=== Working data ===

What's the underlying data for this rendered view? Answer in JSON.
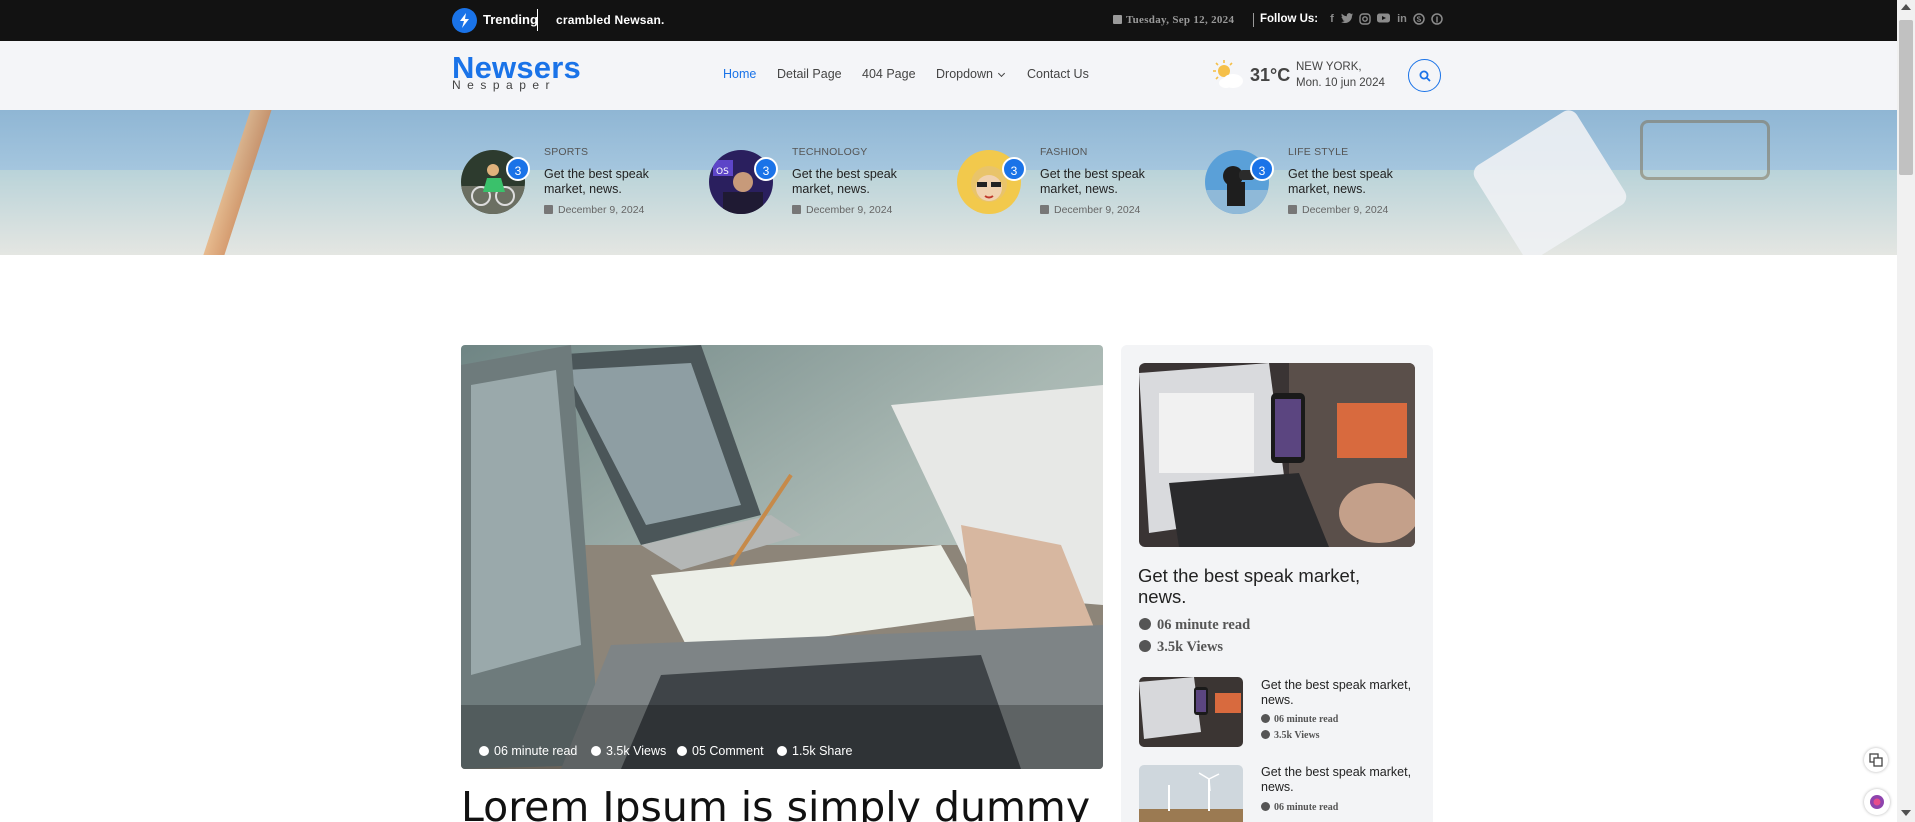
{
  "topbar": {
    "trending_label": "Trending",
    "trending_text": "crambled Newsan.",
    "date": "Tuesday, Sep 12, 2024",
    "follow_label": "Follow Us:",
    "socials": [
      "facebook-icon",
      "twitter-icon",
      "instagram-icon",
      "youtube-icon",
      "linkedin-icon",
      "skype-icon",
      "pinterest-icon"
    ]
  },
  "header": {
    "logo": "Newsers",
    "logo_sub": "Nespaper",
    "nav": [
      "Home",
      "Detail Page",
      "404 Page",
      "Dropdown",
      "Contact Us"
    ],
    "active_nav": "Home",
    "weather": {
      "temp": "31°C",
      "city": "NEW YORK,",
      "date": "Mon. 10 jun 2024"
    }
  },
  "banner": {
    "items": [
      {
        "category": "SPORTS",
        "badge": "3",
        "title": "Get the best speak market, news.",
        "date": "December 9, 2024"
      },
      {
        "category": "TECHNOLOGY",
        "badge": "3",
        "title": "Get the best speak market, news.",
        "date": "December 9, 2024"
      },
      {
        "category": "FASHION",
        "badge": "3",
        "title": "Get the best speak market, news.",
        "date": "December 9, 2024"
      },
      {
        "category": "LIFE STYLE",
        "badge": "3",
        "title": "Get the best speak market, news.",
        "date": "December 9, 2024"
      }
    ]
  },
  "main": {
    "meta": {
      "read": "06 minute read",
      "views": "3.5k Views",
      "comments": "05 Comment",
      "shares": "1.5k Share"
    },
    "headline": "Lorem Ipsum is simply dummy"
  },
  "sidebar": {
    "feature": {
      "title": "Get the best speak market, news.",
      "read": "06 minute read",
      "views": "3.5k Views"
    },
    "items": [
      {
        "title": "Get the best speak market, news.",
        "read": "06 minute read",
        "views": "3.5k Views"
      },
      {
        "title": "Get the best speak market, news.",
        "read": "06 minute read"
      }
    ]
  },
  "colors": {
    "accent": "#1a73e8",
    "topbar": "#121212",
    "header": "#f4f5f8"
  }
}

===

-- Written problem --
In the entries above, some lines may contain the string "read"; report how many, without additional comment.

-- Answer to the problem --
4